Task statement
Copy out each line in the material below that has the word "frac".

Records provided
-.-.-
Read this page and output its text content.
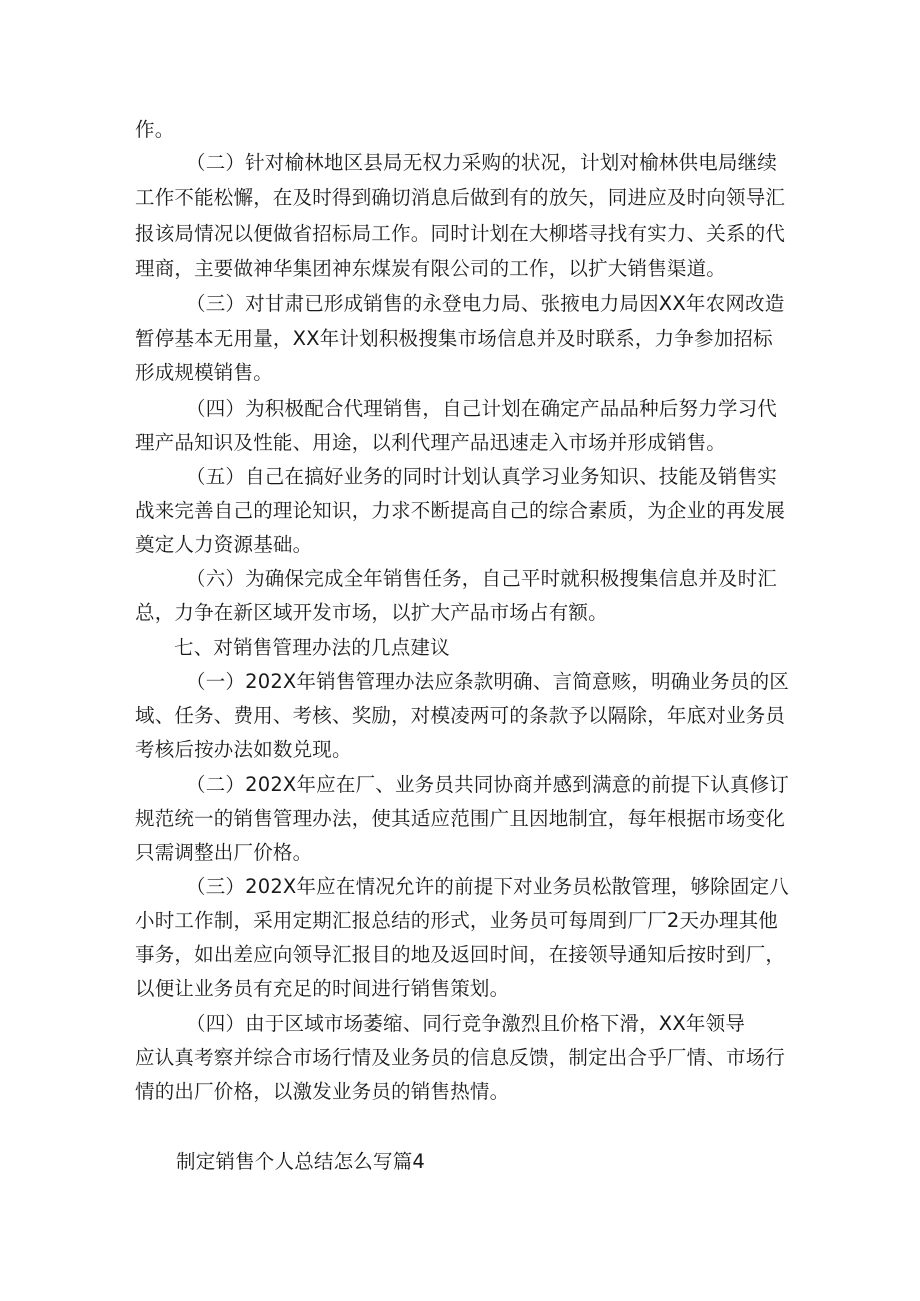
作。
（二）针对榆林地区县局无权力采购的状况，计划对榆林供电局继续
工作不能松懈，在及时得到确切消息后做到有的放矢，同进应及时向领导汇
报该局情况以便做省招标局工作。同时计划在大柳塔寻找有实力、关系的代
理商，主要做神华集团神东煤炭有限公司的工作，以扩大销售渠道。
（三）对甘肃已形成销售的永登电力局、张掖电力局因XX年农网改造
暂停基本无用量，XX年计划积极搜集市场信息并及时联系，力争参加招标
形成规模销售。
（四）为积极配合代理销售，自己计划在确定产品品种后努力学习代
理产品知识及性能、用途，以利代理产品迅速走入市场并形成销售。
（五）自己在搞好业务的同时计划认真学习业务知识、技能及销售实
战来完善自己的理论知识，力求不断提高自己的综合素质，为企业的再发展
奠定人力资源基础。
（六）为确保完成全年销售任务，自己平时就积极搜集信息并及时汇
总，力争在新区域开发市场，以扩大产品市场占有额。
七、对销售管理办法的几点建议
（一）202X年销售管理办法应条款明确、言简意赅，明确业务员的区
域、任务、费用、考核、奖励，对模凌两可的条款予以隔除，年底对业务员
考核后按办法如数兑现。
（二）202X年应在厂、业务员共同协商并感到满意的前提下认真修订
规范统一的销售管理办法，使其适应范围广且因地制宜，每年根据市场变化
只需调整出厂价格。
（三）202X年应在情况允许的前提下对业务员松散管理，够除固定八
小时工作制，采用定期汇报总结的形式，业务员可每周到厂厂2天办理其他
事务，如出差应向领导汇报目的地及返回时间，在接领导通知后按时到厂，
以便让业务员有充足的时间进行销售策划。
（四）由于区域市场萎缩、同行竞争激烈且价格下滑，XX年领导
应认真考察并综合市场行情及业务员的信息反馈，制定出合乎厂情、市场行
情的出厂价格，以激发业务员的销售热情。
制定销售个人总结怎么写篇4
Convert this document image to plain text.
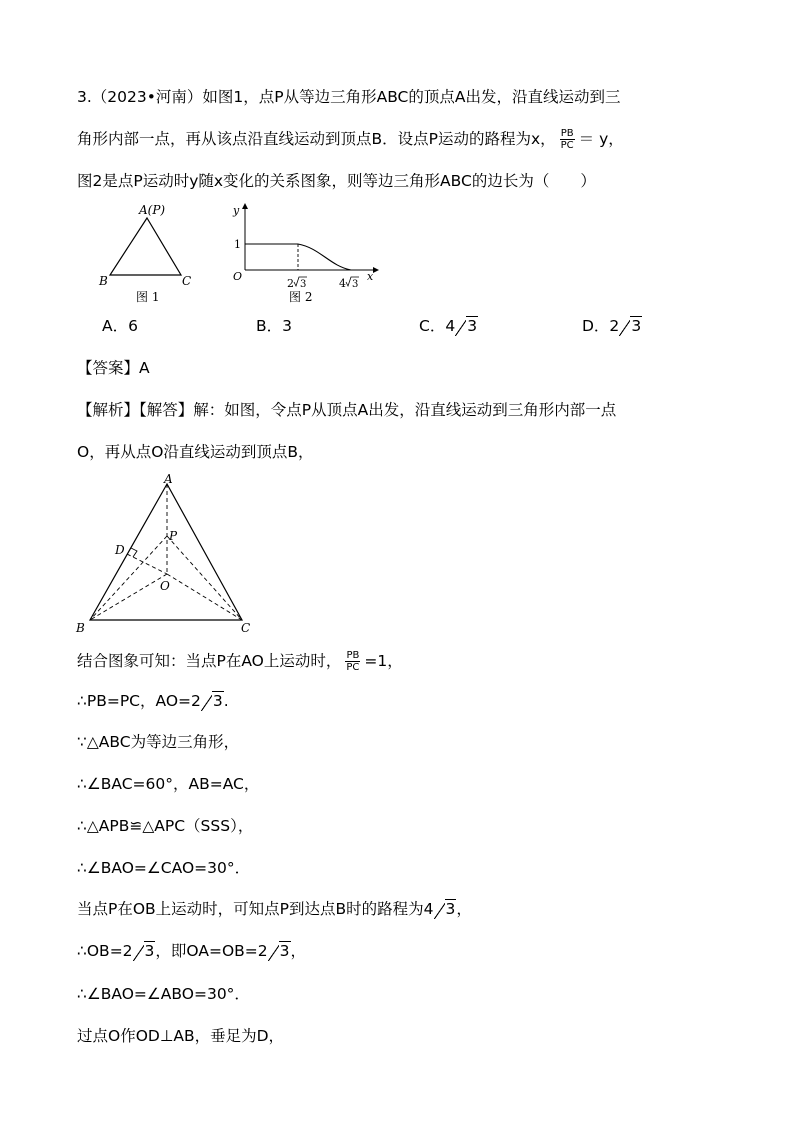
3.（2023•河南）如图1，点P从等边三角形ABC的顶点A出发，沿直线运动到三
角形内部一点，再从该点沿直线运动到顶点B．设点P运动的路程为x， $\frac{PB}{PC} = y$，
图2是点P运动时y随x变化的关系图象，则等边三角形ABC的边长为（　　）
A(P)
B	C
图 1
y
x
O
1
2 3	4 3
图 2
A．6	B．3	C．4 3	D．2 3
【答案】A
【解析】【解答】解：如图，令点P从顶点A出发，沿直线运动到三角形内部一点
O，再从点O沿直线运动到顶点B，
A
B	C
D
P
O
结合图象可知：当点P在AO上运动时， $\frac{PB}{PC} =1$，
∴PB=PC，AO=2 3.
∵△ABC为等边三角形，
∴∠BAC=60°，AB=AC，
∴△APB≌△APC（SSS），
∴∠BAO=∠CAO=30°．
当点P在OB上运动时，可知点P到达点B时的路程为4 3，
∴OB=2 3，即OA=OB=2 3，
∴∠BAO=∠ABO=30°．
过点O作OD⊥AB，垂足为D，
-.-.-
In response
角形内部一点，再从该点沿直线运动到顶点B．设点P运动的路程为x， $\frac{PB}{PC} = y$，
结合图象可知：当点P在AO上运动时， $\frac{PB}{PC} =1$，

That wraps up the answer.